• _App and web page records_
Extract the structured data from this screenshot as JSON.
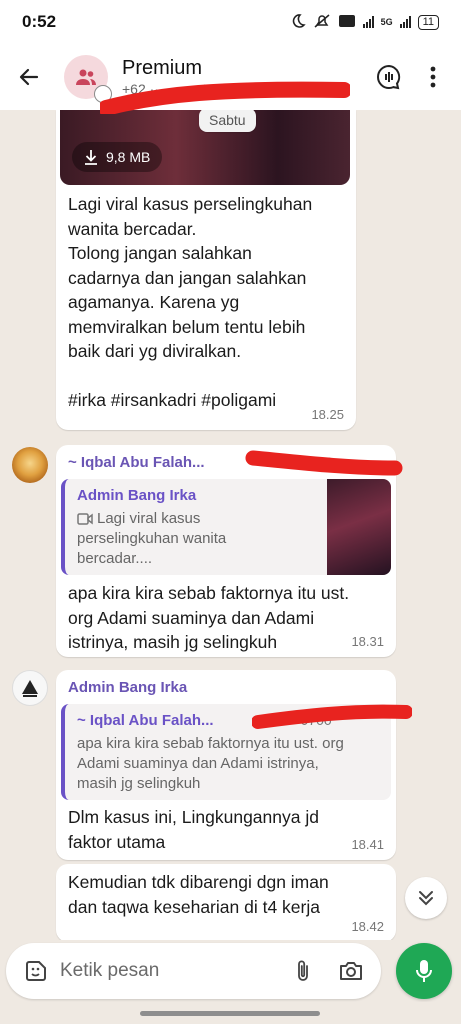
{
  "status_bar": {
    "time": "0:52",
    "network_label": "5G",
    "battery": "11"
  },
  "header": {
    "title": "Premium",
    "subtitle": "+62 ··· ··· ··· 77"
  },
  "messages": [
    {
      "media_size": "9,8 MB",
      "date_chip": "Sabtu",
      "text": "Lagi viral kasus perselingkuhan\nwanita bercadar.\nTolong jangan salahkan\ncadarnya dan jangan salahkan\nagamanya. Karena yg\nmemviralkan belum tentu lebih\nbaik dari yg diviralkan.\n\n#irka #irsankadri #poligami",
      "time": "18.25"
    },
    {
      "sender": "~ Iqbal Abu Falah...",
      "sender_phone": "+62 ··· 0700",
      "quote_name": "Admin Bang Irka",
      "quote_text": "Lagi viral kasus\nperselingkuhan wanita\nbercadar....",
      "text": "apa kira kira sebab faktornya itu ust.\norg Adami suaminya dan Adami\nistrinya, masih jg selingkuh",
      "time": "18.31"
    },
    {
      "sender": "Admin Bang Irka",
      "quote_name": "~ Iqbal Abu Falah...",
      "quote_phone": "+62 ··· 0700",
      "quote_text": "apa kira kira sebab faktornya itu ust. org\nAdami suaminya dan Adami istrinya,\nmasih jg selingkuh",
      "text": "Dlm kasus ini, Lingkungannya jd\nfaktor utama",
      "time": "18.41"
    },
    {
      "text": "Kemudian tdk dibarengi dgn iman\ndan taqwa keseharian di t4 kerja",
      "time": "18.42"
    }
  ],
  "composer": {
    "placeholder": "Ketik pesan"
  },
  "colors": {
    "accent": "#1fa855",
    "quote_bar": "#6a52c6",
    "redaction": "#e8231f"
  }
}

• _PROBLEM REQUIREMENTS_
All of the entries above are to be duplicated exactly, with every image left out.

• _TASK RESPONSE_
Extract the structured data from this screenshot as JSON.
{
  "status_bar": {
    "time": "0:52",
    "network_label": "5G",
    "battery": "11"
  },
  "header": {
    "title": "Premium",
    "subtitle": "+62 ··· ··· ··· 77"
  },
  "messages": [
    {
      "media_size": "9,8 MB",
      "date_chip": "Sabtu",
      "text": "Lagi viral kasus perselingkuhan\nwanita bercadar.\nTolong jangan salahkan\ncadarnya dan jangan salahkan\nagamanya. Karena yg\nmemviralkan belum tentu lebih\nbaik dari yg diviralkan.\n\n#irka #irsankadri #poligami",
      "time": "18.25"
    },
    {
      "sender": "~ Iqbal Abu Falah...",
      "sender_phone": "+62 ··· 0700",
      "quote_name": "Admin Bang Irka",
      "quote_text": "Lagi viral kasus\nperselingkuhan wanita\nbercadar....",
      "text": "apa kira kira sebab faktornya itu ust.\norg Adami suaminya dan Adami\nistrinya, masih jg selingkuh",
      "time": "18.31"
    },
    {
      "sender": "Admin Bang Irka",
      "quote_name": "~ Iqbal Abu Falah...",
      "quote_phone": "+62 ··· 0700",
      "quote_text": "apa kira kira sebab faktornya itu ust. org\nAdami suaminya dan Adami istrinya,\nmasih jg selingkuh",
      "text": "Dlm kasus ini, Lingkungannya jd\nfaktor utama",
      "time": "18.41"
    },
    {
      "text": "Kemudian tdk dibarengi dgn iman\ndan taqwa keseharian di t4 kerja",
      "time": "18.42"
    }
  ],
  "composer": {
    "placeholder": "Ketik pesan"
  },
  "colors": {
    "accent": "#1fa855",
    "quote_bar": "#6a52c6",
    "redaction": "#e8231f"
  }
}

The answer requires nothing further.